■ Provided data
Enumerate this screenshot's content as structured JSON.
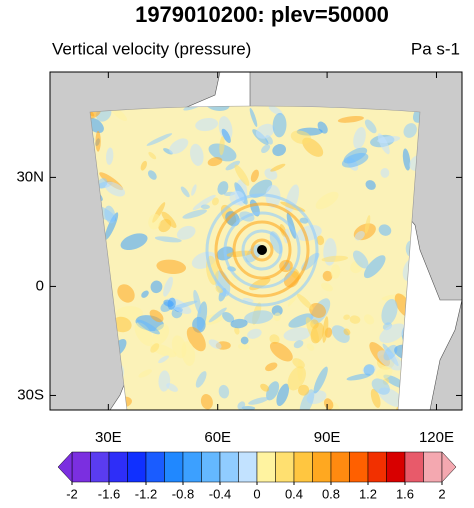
{
  "title": "1979010200: plev=50000",
  "subtitle_left": "Vertical velocity (pressure)",
  "subtitle_right": "Pa s-1",
  "map": {
    "xlim": [
      14,
      127
    ],
    "ylim": [
      -34,
      59
    ],
    "xticks": [
      {
        "value": 30,
        "label": "30E"
      },
      {
        "value": 60,
        "label": "60E"
      },
      {
        "value": 90,
        "label": "90E"
      },
      {
        "value": 120,
        "label": "120E"
      }
    ],
    "yticks": [
      {
        "value": 30,
        "label": "30N"
      },
      0,
      {
        "value": -30,
        "label": "30S"
      }
    ]
  },
  "colorbar": {
    "range": [
      -2,
      2
    ],
    "ticks": [
      -2,
      -1.6,
      -1.2,
      -0.8,
      -0.4,
      0,
      0.4,
      0.8,
      1.2,
      1.6,
      2
    ],
    "colors": [
      "#7b2fe0",
      "#5a3cf0",
      "#2e2ef8",
      "#1030ff",
      "#1a5cff",
      "#2088ff",
      "#3ca0ff",
      "#64b8ff",
      "#90ccff",
      "#c2e2ff",
      "#fff3a0",
      "#ffe070",
      "#ffc640",
      "#ffa820",
      "#ff8a10",
      "#ff6000",
      "#f23000",
      "#d80000",
      "#e85a6a",
      "#f4a8b0"
    ]
  }
}
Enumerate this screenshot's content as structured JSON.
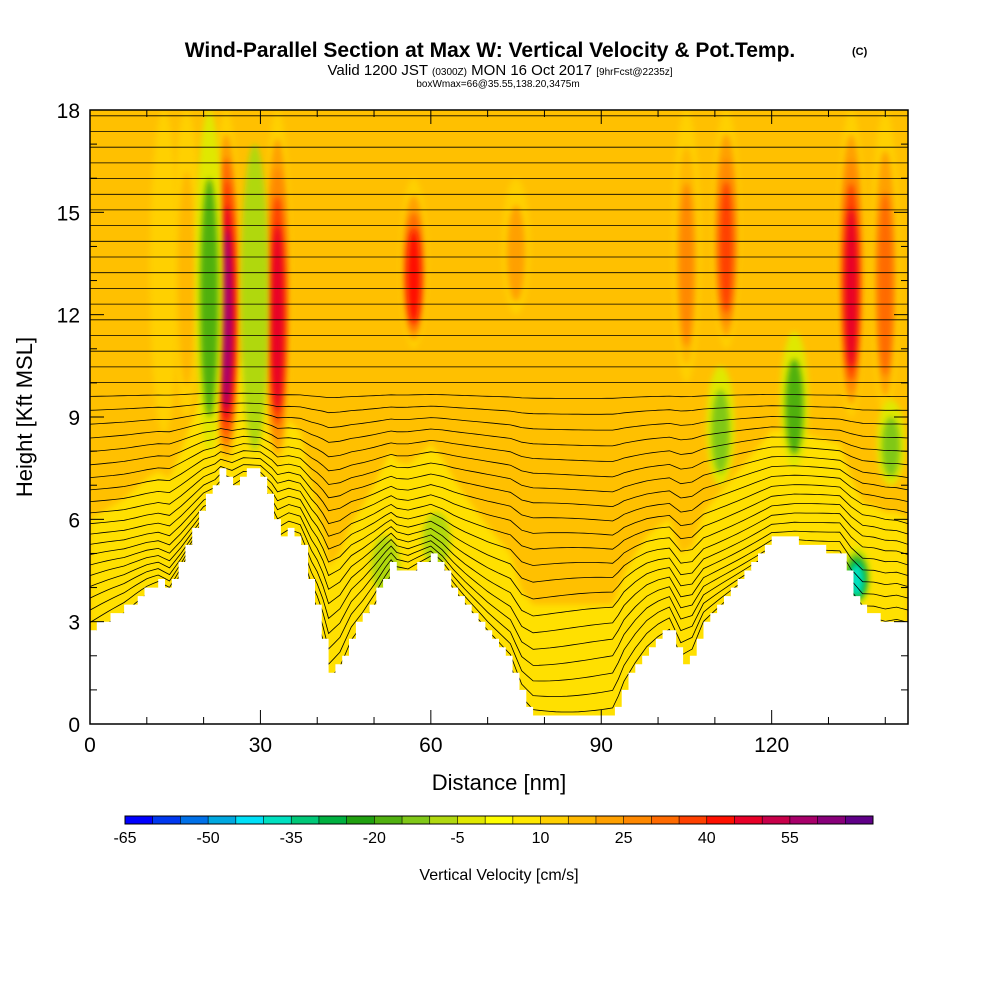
{
  "header": {
    "title": "Wind-Parallel Section at Max W: Vertical Velocity & Pot.Temp.",
    "title_mark": "(C)",
    "valid_prefix": "Valid 1200 JST",
    "valid_utc": "(0300Z)",
    "valid_date": "MON 16 Oct 2017",
    "forecast": "[9hrFcst@2235z]",
    "box_info": "boxWmax=66@35.55,138.20,3475m"
  },
  "chart_data": {
    "type": "heatmap",
    "xlabel": "Distance [nm]",
    "ylabel": "Height [Kft MSL]",
    "xlim": [
      0,
      144
    ],
    "ylim": [
      0,
      18
    ],
    "x_ticks": [
      0,
      30,
      60,
      90,
      120
    ],
    "y_ticks": [
      0,
      3,
      6,
      9,
      12,
      15,
      18
    ],
    "x_minor_step": 10,
    "y_minor_step": 1,
    "colorbar": {
      "label": "Vertical Velocity [cm/s]",
      "tick_labels": [
        "-65",
        "-50",
        "-35",
        "-20",
        "-5",
        "10",
        "25",
        "40",
        "55"
      ],
      "levels": [
        -65,
        -60,
        -55,
        -50,
        -45,
        -40,
        -35,
        -30,
        -25,
        -20,
        -15,
        -10,
        -5,
        0,
        5,
        10,
        15,
        20,
        25,
        30,
        35,
        40,
        45,
        50,
        55,
        60,
        65
      ],
      "colors": [
        "#0000ff",
        "#0038f0",
        "#0070e8",
        "#00a8e0",
        "#00e0f8",
        "#00e0c0",
        "#00c878",
        "#00b040",
        "#20a010",
        "#50b010",
        "#80c818",
        "#b0d810",
        "#e0e800",
        "#ffff00",
        "#ffe800",
        "#ffd000",
        "#ffb800",
        "#ffa000",
        "#ff8800",
        "#ff6a00",
        "#ff4000",
        "#ff1000",
        "#e80028",
        "#c8004a",
        "#a8006a",
        "#88007a",
        "#600088"
      ]
    },
    "terrain_kft": {
      "x": [
        0,
        2,
        6,
        10,
        12,
        14,
        16,
        20,
        22,
        23,
        25,
        27,
        30,
        32,
        33,
        35,
        37,
        39,
        40,
        41,
        42,
        44,
        46,
        48,
        50,
        52,
        53,
        54,
        56,
        58,
        60,
        62,
        64,
        66,
        70,
        74,
        76,
        78,
        80,
        84,
        88,
        92,
        93,
        94,
        96,
        98,
        100,
        102,
        104,
        106,
        108,
        112,
        116,
        120,
        124,
        128,
        132,
        134,
        136,
        138,
        140,
        142,
        144
      ],
      "y": [
        2.8,
        3.0,
        3.4,
        4.0,
        4.2,
        4.0,
        4.8,
        6.6,
        7.0,
        7.5,
        7.0,
        7.5,
        7.3,
        6.2,
        5.4,
        5.7,
        5.4,
        3.8,
        3.2,
        2.4,
        1.4,
        1.8,
        2.7,
        3.2,
        3.8,
        4.5,
        4.8,
        4.5,
        4.4,
        4.7,
        5.0,
        4.6,
        4.0,
        3.5,
        2.6,
        1.8,
        0.7,
        0.3,
        0.3,
        0.3,
        0.3,
        0.3,
        0.7,
        1.2,
        1.8,
        2.3,
        2.6,
        2.8,
        1.8,
        2.0,
        3.0,
        3.8,
        4.6,
        5.4,
        5.4,
        5.2,
        5.0,
        4.0,
        3.3,
        3.2,
        3.0,
        3.0,
        2.8
      ]
    },
    "updrafts": [
      {
        "x": 13,
        "y0": 8.5,
        "y1": 18,
        "w": 10
      },
      {
        "x": 17,
        "y0": 9.0,
        "y1": 18,
        "w": 15
      },
      {
        "x": 24,
        "y0": 7.5,
        "y1": 18,
        "w": 55
      },
      {
        "x": 33,
        "y0": 7.5,
        "y1": 18,
        "w": 45
      },
      {
        "x": 57,
        "y0": 11.0,
        "y1": 16,
        "w": 40
      },
      {
        "x": 75,
        "y0": 12.0,
        "y1": 16,
        "w": 20
      },
      {
        "x": 105,
        "y0": 10.0,
        "y1": 18,
        "w": 25
      },
      {
        "x": 112,
        "y0": 11.0,
        "y1": 18,
        "w": 35
      },
      {
        "x": 134,
        "y0": 9.0,
        "y1": 18,
        "w": 45
      },
      {
        "x": 140,
        "y0": 9.0,
        "y1": 18,
        "w": 30
      }
    ],
    "downdrafts": [
      {
        "x": 21,
        "y0": 8.0,
        "y1": 18,
        "w": -22
      },
      {
        "x": 29,
        "y0": 8.0,
        "y1": 17,
        "w": -10
      },
      {
        "x": 52,
        "y0": 3.8,
        "y1": 5.5,
        "w": -10
      },
      {
        "x": 61,
        "y0": 4.6,
        "y1": 6.2,
        "w": -10
      },
      {
        "x": 111,
        "y0": 7.0,
        "y1": 10.5,
        "w": -15
      },
      {
        "x": 124,
        "y0": 7.5,
        "y1": 11.5,
        "w": -22
      },
      {
        "x": 135,
        "y0": 3.5,
        "y1": 5.2,
        "w": -40
      },
      {
        "x": 141,
        "y0": 7.0,
        "y1": 9.5,
        "w": -15
      }
    ]
  }
}
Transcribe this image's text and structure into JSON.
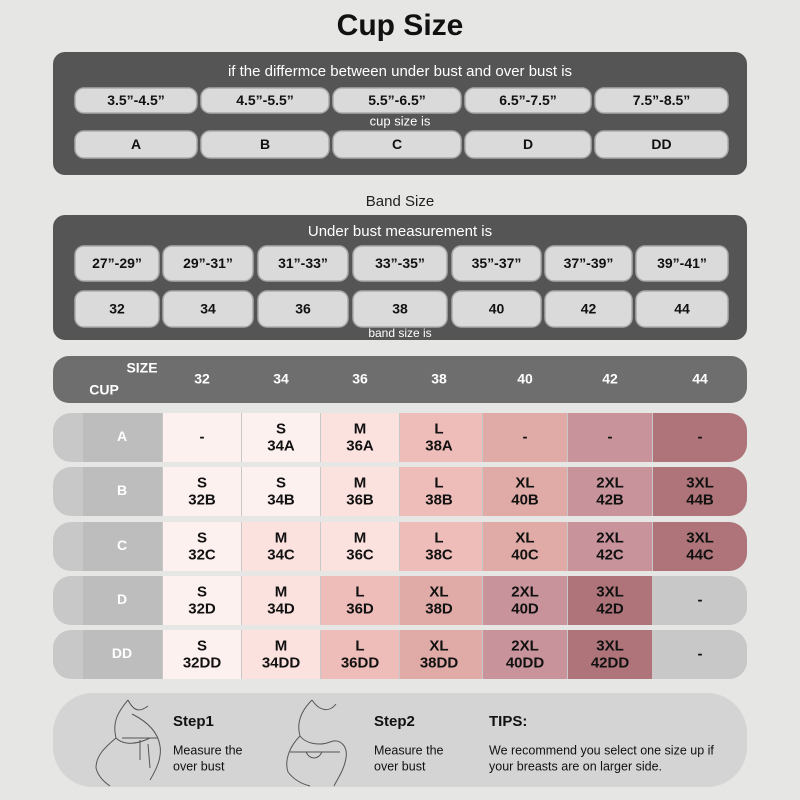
{
  "title": "Cup Size",
  "cup_panel": {
    "header": "if the differmce between under bust and over bust is",
    "ranges": [
      "3.5”-4.5”",
      "4.5”-5.5”",
      "5.5”-6.5”",
      "6.5”-7.5”",
      "7.5”-8.5”"
    ],
    "middle": "cup size is",
    "cups": [
      "A",
      "B",
      "C",
      "D",
      "DD"
    ]
  },
  "band_label": "Band Size",
  "band_panel": {
    "header": "Under bust measurement is",
    "ranges": [
      "27”-29”",
      "29”-31”",
      "31”-33”",
      "33”-35”",
      "35”-37”",
      "37”-39”",
      "39”-41”"
    ],
    "sizes": [
      "32",
      "34",
      "36",
      "38",
      "40",
      "42",
      "44"
    ],
    "footer": "band size is"
  },
  "size_table": {
    "corner_top": "SIZE",
    "corner_bottom": "CUP",
    "columns": [
      "32",
      "34",
      "36",
      "38",
      "40",
      "42",
      "44"
    ],
    "rows": [
      {
        "label": "A",
        "cells": [
          [
            "-"
          ],
          [
            "S",
            "34A"
          ],
          [
            "M",
            "36A"
          ],
          [
            "L",
            "38A"
          ],
          [
            "-"
          ],
          [
            "-"
          ],
          [
            "-"
          ]
        ],
        "fills": [
          "#fdf1f0",
          "#fdf1f0",
          "#fbe2df",
          "#efbdb9",
          "#e0aba6",
          "#c8939a",
          "#ae7479"
        ]
      },
      {
        "label": "B",
        "cells": [
          [
            "S",
            "32B"
          ],
          [
            "S",
            "34B"
          ],
          [
            "M",
            "36B"
          ],
          [
            "L",
            "38B"
          ],
          [
            "XL",
            "40B"
          ],
          [
            "2XL",
            "42B"
          ],
          [
            "3XL",
            "44B"
          ]
        ],
        "fills": [
          "#fdf1f0",
          "#fdf1f0",
          "#fbe2df",
          "#efbdb9",
          "#e0aba6",
          "#c8939a",
          "#ae7479"
        ]
      },
      {
        "label": "C",
        "cells": [
          [
            "S",
            "32C"
          ],
          [
            "M",
            "34C"
          ],
          [
            "M",
            "36C"
          ],
          [
            "L",
            "38C"
          ],
          [
            "XL",
            "40C"
          ],
          [
            "2XL",
            "42C"
          ],
          [
            "3XL",
            "44C"
          ]
        ],
        "fills": [
          "#fdf1f0",
          "#fbe2df",
          "#fbe2df",
          "#efbdb9",
          "#e0aba6",
          "#c8939a",
          "#ae7479"
        ]
      },
      {
        "label": "D",
        "cells": [
          [
            "S",
            "32D"
          ],
          [
            "M",
            "34D"
          ],
          [
            "L",
            "36D"
          ],
          [
            "XL",
            "38D"
          ],
          [
            "2XL",
            "40D"
          ],
          [
            "3XL",
            "42D"
          ],
          [
            "-"
          ]
        ],
        "fills": [
          "#fdf1f0",
          "#fbe2df",
          "#efbdb9",
          "#e0aba6",
          "#c8939a",
          "#ae7479",
          "#c8c8c8"
        ]
      },
      {
        "label": "DD",
        "cells": [
          [
            "S",
            "32DD"
          ],
          [
            "M",
            "34DD"
          ],
          [
            "L",
            "36DD"
          ],
          [
            "XL",
            "38DD"
          ],
          [
            "2XL",
            "40DD"
          ],
          [
            "3XL",
            "42DD"
          ],
          [
            "-"
          ]
        ],
        "fills": [
          "#fdf1f0",
          "#fbe2df",
          "#efbdb9",
          "#e0aba6",
          "#c8939a",
          "#ae7479",
          "#c8c8c8"
        ]
      }
    ]
  },
  "tips": {
    "step1": {
      "title": "Step1",
      "lines": [
        "Measure the",
        "over bust"
      ]
    },
    "step2": {
      "title": "Step2",
      "lines": [
        "Measure the",
        "over bust"
      ]
    },
    "tips": {
      "title": "TIPS:",
      "lines": [
        "We recommend you select one size up if",
        "your breasts are on larger side."
      ]
    }
  }
}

■ Your objective
For this exercise, gather every line of the data that contains the word "value".

■ Result below
        "value": 30,
        "value": 60,
        "value": 90,
        "value": 120,
        "value": 30,
        "value": -30,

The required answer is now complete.